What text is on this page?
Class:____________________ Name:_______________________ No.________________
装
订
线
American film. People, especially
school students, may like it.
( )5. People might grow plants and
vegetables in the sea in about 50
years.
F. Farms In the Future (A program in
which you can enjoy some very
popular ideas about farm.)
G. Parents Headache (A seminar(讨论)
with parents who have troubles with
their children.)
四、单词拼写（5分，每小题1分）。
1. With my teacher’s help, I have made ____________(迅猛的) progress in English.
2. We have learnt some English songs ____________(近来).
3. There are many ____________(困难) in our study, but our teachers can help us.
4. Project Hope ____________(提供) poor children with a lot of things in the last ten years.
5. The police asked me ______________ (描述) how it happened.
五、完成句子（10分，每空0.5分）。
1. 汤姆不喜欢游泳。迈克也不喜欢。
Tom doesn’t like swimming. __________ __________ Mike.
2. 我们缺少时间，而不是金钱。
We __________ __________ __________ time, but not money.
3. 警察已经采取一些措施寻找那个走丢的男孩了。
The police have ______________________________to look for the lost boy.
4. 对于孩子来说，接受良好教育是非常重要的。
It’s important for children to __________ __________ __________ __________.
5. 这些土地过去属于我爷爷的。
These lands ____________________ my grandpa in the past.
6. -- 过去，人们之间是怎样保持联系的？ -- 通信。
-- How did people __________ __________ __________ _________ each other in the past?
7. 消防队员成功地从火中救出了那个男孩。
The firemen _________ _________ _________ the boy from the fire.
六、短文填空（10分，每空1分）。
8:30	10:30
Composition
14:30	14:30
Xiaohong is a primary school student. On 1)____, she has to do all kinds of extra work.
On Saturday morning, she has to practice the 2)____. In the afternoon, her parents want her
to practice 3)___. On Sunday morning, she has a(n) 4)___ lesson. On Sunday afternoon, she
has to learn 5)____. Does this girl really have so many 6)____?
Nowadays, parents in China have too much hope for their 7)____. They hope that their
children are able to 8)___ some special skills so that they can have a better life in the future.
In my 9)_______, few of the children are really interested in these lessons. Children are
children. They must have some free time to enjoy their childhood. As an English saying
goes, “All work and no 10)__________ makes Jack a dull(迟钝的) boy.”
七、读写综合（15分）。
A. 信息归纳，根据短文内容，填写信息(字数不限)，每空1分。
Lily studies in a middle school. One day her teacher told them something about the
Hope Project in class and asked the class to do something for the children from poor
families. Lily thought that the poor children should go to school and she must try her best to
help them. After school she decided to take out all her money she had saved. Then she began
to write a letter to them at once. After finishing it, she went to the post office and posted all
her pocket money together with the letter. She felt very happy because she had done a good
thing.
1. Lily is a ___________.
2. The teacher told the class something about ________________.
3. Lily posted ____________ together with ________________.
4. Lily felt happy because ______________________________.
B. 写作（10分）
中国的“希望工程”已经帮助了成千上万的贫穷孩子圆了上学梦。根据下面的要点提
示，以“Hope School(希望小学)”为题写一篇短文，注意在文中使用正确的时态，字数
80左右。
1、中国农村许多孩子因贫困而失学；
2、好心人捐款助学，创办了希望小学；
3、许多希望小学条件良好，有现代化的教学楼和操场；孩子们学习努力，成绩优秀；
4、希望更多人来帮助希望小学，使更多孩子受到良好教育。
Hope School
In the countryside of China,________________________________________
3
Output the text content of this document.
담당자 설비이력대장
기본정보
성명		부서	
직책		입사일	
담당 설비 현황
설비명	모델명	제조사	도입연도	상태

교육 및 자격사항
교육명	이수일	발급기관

[Request]:
Search the preceding listing for "practice" and extract every line where it is found.

[Reply]:
On Saturday morning, she has to practice the 2)____. In the afternoon, her parents want her
to practice 3)___. On Sunday morning, she has a(n) 4)___ lesson. On Sunday afternoon, she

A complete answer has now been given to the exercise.